§ **TASK TO COMPLETE**: Copy the records below exactly, leaving out every picture.

§ **EXCERPTED RECORDS**:
*-*-*

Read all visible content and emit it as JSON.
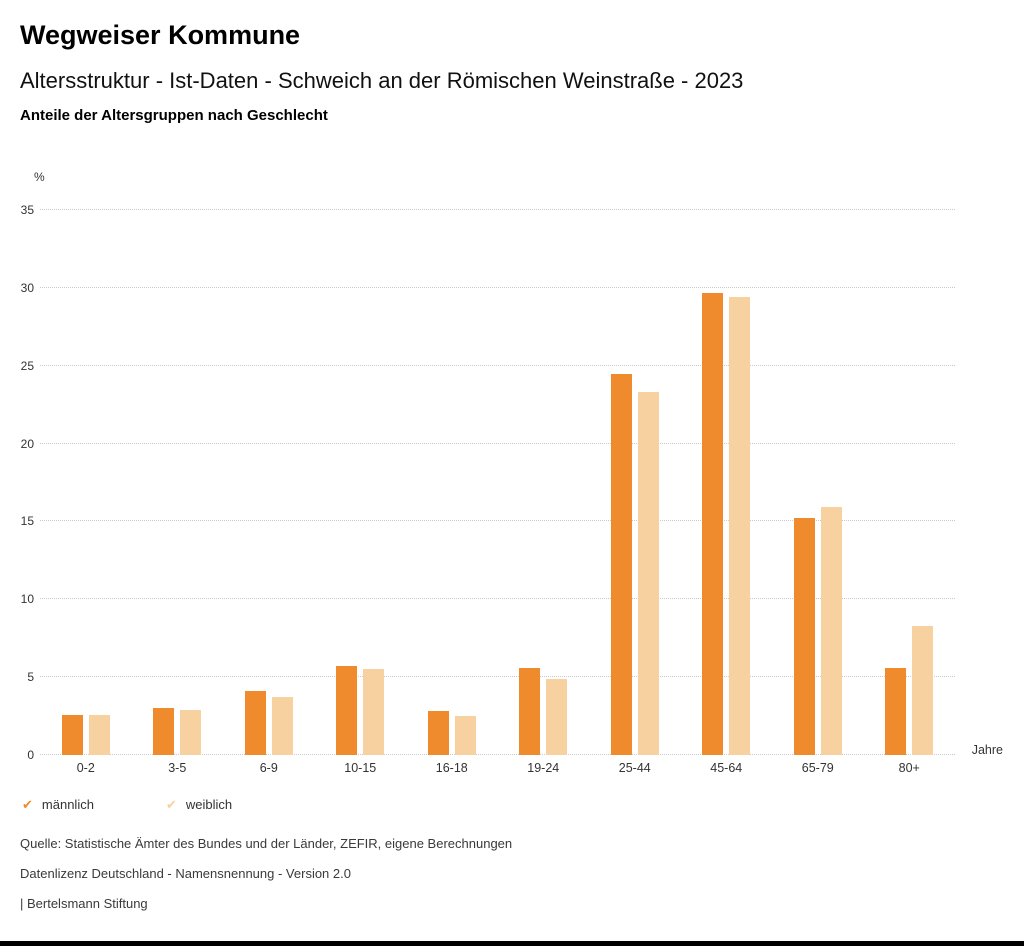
{
  "header": {
    "title": "Wegweiser Kommune",
    "subtitle": "Altersstruktur - Ist-Daten - Schweich an der Römischen Weinstraße - 2023",
    "chart_heading": "Anteile der Altersgruppen nach Geschlecht"
  },
  "chart_data": {
    "type": "bar",
    "title": "Anteile der Altersgruppen nach Geschlecht",
    "categories": [
      "0-2",
      "3-5",
      "6-9",
      "10-15",
      "16-18",
      "19-24",
      "25-44",
      "45-64",
      "65-79",
      "80+"
    ],
    "series": [
      {
        "name": "männlich",
        "color": "#ef8b2c",
        "values": [
          2.6,
          3.0,
          4.1,
          5.7,
          2.8,
          5.6,
          24.5,
          29.7,
          15.2,
          5.6
        ]
      },
      {
        "name": "weiblich",
        "color": "#f8d1a1",
        "values": [
          2.6,
          2.9,
          3.7,
          5.5,
          2.5,
          4.9,
          23.3,
          29.4,
          15.9,
          8.3
        ]
      }
    ],
    "ylabel": "%",
    "xlabel": "Jahre",
    "ylim": [
      0,
      35
    ],
    "yticks": [
      0,
      5,
      10,
      15,
      20,
      25,
      30,
      35
    ],
    "grid": "dotted horizontal",
    "legend_position": "bottom-left"
  },
  "legend": {
    "items": [
      {
        "label": "männlich",
        "color": "#ef8b2c"
      },
      {
        "label": "weiblich",
        "color": "#f8d1a1"
      }
    ]
  },
  "footer": {
    "source": "Quelle: Statistische Ämter des Bundes und der Länder, ZEFIR, eigene Berechnungen",
    "license": "Datenlizenz Deutschland - Namensnennung - Version 2.0",
    "attribution": "| Bertelsmann Stiftung"
  }
}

*-*-*

§ **RESULT**:
Read all visible content and emit it as JSON.
{
  "header": {
    "title": "Wegweiser Kommune",
    "subtitle": "Altersstruktur - Ist-Daten - Schweich an der Römischen Weinstraße - 2023",
    "chart_heading": "Anteile der Altersgruppen nach Geschlecht"
  },
  "chart_data": {
    "type": "bar",
    "title": "Anteile der Altersgruppen nach Geschlecht",
    "categories": [
      "0-2",
      "3-5",
      "6-9",
      "10-15",
      "16-18",
      "19-24",
      "25-44",
      "45-64",
      "65-79",
      "80+"
    ],
    "series": [
      {
        "name": "männlich",
        "color": "#ef8b2c",
        "values": [
          2.6,
          3.0,
          4.1,
          5.7,
          2.8,
          5.6,
          24.5,
          29.7,
          15.2,
          5.6
        ]
      },
      {
        "name": "weiblich",
        "color": "#f8d1a1",
        "values": [
          2.6,
          2.9,
          3.7,
          5.5,
          2.5,
          4.9,
          23.3,
          29.4,
          15.9,
          8.3
        ]
      }
    ],
    "ylabel": "%",
    "xlabel": "Jahre",
    "ylim": [
      0,
      35
    ],
    "yticks": [
      0,
      5,
      10,
      15,
      20,
      25,
      30,
      35
    ],
    "grid": "dotted horizontal",
    "legend_position": "bottom-left"
  },
  "legend": {
    "items": [
      {
        "label": "männlich",
        "color": "#ef8b2c"
      },
      {
        "label": "weiblich",
        "color": "#f8d1a1"
      }
    ]
  },
  "footer": {
    "source": "Quelle: Statistische Ämter des Bundes und der Länder, ZEFIR, eigene Berechnungen",
    "license": "Datenlizenz Deutschland - Namensnennung - Version 2.0",
    "attribution": "| Bertelsmann Stiftung"
  }
}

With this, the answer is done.